Your goal:
Restate the full set of records exactly, without adding or dropping a word.

<<<<

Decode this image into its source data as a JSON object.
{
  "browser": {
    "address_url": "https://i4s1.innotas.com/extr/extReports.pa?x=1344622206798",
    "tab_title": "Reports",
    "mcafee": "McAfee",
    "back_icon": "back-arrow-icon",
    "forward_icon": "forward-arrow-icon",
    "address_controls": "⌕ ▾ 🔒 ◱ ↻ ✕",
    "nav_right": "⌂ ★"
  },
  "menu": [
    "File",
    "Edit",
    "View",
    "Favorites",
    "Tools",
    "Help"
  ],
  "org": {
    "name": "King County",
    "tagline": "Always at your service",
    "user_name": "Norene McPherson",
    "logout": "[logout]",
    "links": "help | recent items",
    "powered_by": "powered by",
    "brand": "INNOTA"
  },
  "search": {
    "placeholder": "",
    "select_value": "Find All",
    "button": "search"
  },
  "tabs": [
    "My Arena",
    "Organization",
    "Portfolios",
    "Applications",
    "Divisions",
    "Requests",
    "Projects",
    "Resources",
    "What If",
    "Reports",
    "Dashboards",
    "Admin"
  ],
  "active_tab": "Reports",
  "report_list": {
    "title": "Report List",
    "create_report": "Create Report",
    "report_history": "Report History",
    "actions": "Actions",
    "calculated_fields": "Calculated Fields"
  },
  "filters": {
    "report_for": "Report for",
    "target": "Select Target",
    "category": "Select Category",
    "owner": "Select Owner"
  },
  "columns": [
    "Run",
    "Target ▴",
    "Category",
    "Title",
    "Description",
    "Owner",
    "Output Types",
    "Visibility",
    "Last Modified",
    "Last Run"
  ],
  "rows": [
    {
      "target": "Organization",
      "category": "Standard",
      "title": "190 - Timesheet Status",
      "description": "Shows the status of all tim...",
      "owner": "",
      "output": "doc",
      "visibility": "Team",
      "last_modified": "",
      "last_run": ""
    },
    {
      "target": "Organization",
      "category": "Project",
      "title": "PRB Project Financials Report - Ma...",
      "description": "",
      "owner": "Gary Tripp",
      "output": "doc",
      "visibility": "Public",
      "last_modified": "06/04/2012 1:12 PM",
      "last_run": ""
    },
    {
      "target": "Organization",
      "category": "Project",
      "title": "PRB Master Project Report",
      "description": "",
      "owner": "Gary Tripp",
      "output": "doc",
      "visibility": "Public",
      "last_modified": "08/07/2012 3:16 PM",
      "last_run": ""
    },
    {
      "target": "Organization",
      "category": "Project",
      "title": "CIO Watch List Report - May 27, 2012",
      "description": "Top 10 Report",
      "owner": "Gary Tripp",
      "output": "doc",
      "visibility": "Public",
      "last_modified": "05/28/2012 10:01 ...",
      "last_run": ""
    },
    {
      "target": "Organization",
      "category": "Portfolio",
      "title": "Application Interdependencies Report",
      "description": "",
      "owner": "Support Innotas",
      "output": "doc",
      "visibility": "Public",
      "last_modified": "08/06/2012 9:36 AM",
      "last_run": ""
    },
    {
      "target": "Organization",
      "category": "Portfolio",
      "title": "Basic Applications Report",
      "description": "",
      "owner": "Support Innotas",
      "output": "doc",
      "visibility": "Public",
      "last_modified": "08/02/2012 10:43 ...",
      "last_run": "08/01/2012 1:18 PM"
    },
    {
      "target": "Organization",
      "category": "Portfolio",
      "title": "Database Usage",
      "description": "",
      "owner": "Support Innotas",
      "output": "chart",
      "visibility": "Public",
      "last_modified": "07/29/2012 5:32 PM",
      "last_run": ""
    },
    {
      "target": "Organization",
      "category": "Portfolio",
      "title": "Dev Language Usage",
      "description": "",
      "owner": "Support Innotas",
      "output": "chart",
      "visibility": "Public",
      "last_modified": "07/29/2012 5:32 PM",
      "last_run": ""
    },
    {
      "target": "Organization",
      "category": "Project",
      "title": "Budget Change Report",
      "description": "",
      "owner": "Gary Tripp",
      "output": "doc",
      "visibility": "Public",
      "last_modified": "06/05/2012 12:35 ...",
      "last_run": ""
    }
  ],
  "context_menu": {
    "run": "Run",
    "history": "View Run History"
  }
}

>>>>

Response:
Decode this image into its source data as a JSON object.
{
  "browser": {
    "address_url": "https://i4s1.innotas.com/extr/extReports.pa?x=1344622206798",
    "tab_title": "Reports",
    "mcafee": "McAfee",
    "back_icon": "back-arrow-icon",
    "forward_icon": "forward-arrow-icon",
    "address_controls": "⌕ ▾ 🔒 ◱ ↻ ✕",
    "nav_right": "⌂ ★"
  },
  "menu": [
    "File",
    "Edit",
    "View",
    "Favorites",
    "Tools",
    "Help"
  ],
  "org": {
    "name": "King County",
    "tagline": "Always at your service",
    "user_name": "Norene McPherson",
    "logout": "[logout]",
    "links": "help | recent items",
    "powered_by": "powered by",
    "brand": "INNOTA"
  },
  "search": {
    "placeholder": "",
    "select_value": "Find All",
    "button": "search"
  },
  "tabs": [
    "My Arena",
    "Organization",
    "Portfolios",
    "Applications",
    "Divisions",
    "Requests",
    "Projects",
    "Resources",
    "What If",
    "Reports",
    "Dashboards",
    "Admin"
  ],
  "active_tab": "Reports",
  "report_list": {
    "title": "Report List",
    "create_report": "Create Report",
    "report_history": "Report History",
    "actions": "Actions",
    "calculated_fields": "Calculated Fields"
  },
  "filters": {
    "report_for": "Report for",
    "target": "Select Target",
    "category": "Select Category",
    "owner": "Select Owner"
  },
  "columns": [
    "Run",
    "Target ▴",
    "Category",
    "Title",
    "Description",
    "Owner",
    "Output Types",
    "Visibility",
    "Last Modified",
    "Last Run"
  ],
  "rows": [
    {
      "target": "Organization",
      "category": "Standard",
      "title": "190 - Timesheet Status",
      "description": "Shows the status of all tim...",
      "owner": "",
      "output": "doc",
      "visibility": "Team",
      "last_modified": "",
      "last_run": ""
    },
    {
      "target": "Organization",
      "category": "Project",
      "title": "PRB Project Financials Report - Ma...",
      "description": "",
      "owner": "Gary Tripp",
      "output": "doc",
      "visibility": "Public",
      "last_modified": "06/04/2012 1:12 PM",
      "last_run": ""
    },
    {
      "target": "Organization",
      "category": "Project",
      "title": "PRB Master Project Report",
      "description": "",
      "owner": "Gary Tripp",
      "output": "doc",
      "visibility": "Public",
      "last_modified": "08/07/2012 3:16 PM",
      "last_run": ""
    },
    {
      "target": "Organization",
      "category": "Project",
      "title": "CIO Watch List Report - May 27, 2012",
      "description": "Top 10 Report",
      "owner": "Gary Tripp",
      "output": "doc",
      "visibility": "Public",
      "last_modified": "05/28/2012 10:01 ...",
      "last_run": ""
    },
    {
      "target": "Organization",
      "category": "Portfolio",
      "title": "Application Interdependencies Report",
      "description": "",
      "owner": "Support Innotas",
      "output": "doc",
      "visibility": "Public",
      "last_modified": "08/06/2012 9:36 AM",
      "last_run": ""
    },
    {
      "target": "Organization",
      "category": "Portfolio",
      "title": "Basic Applications Report",
      "description": "",
      "owner": "Support Innotas",
      "output": "doc",
      "visibility": "Public",
      "last_modified": "08/02/2012 10:43 ...",
      "last_run": "08/01/2012 1:18 PM"
    },
    {
      "target": "Organization",
      "category": "Portfolio",
      "title": "Database Usage",
      "description": "",
      "owner": "Support Innotas",
      "output": "chart",
      "visibility": "Public",
      "last_modified": "07/29/2012 5:32 PM",
      "last_run": ""
    },
    {
      "target": "Organization",
      "category": "Portfolio",
      "title": "Dev Language Usage",
      "description": "",
      "owner": "Support Innotas",
      "output": "chart",
      "visibility": "Public",
      "last_modified": "07/29/2012 5:32 PM",
      "last_run": ""
    },
    {
      "target": "Organization",
      "category": "Project",
      "title": "Budget Change Report",
      "description": "",
      "owner": "Gary Tripp",
      "output": "doc",
      "visibility": "Public",
      "last_modified": "06/05/2012 12:35 ...",
      "last_run": ""
    }
  ],
  "context_menu": {
    "run": "Run",
    "history": "View Run History"
  }
}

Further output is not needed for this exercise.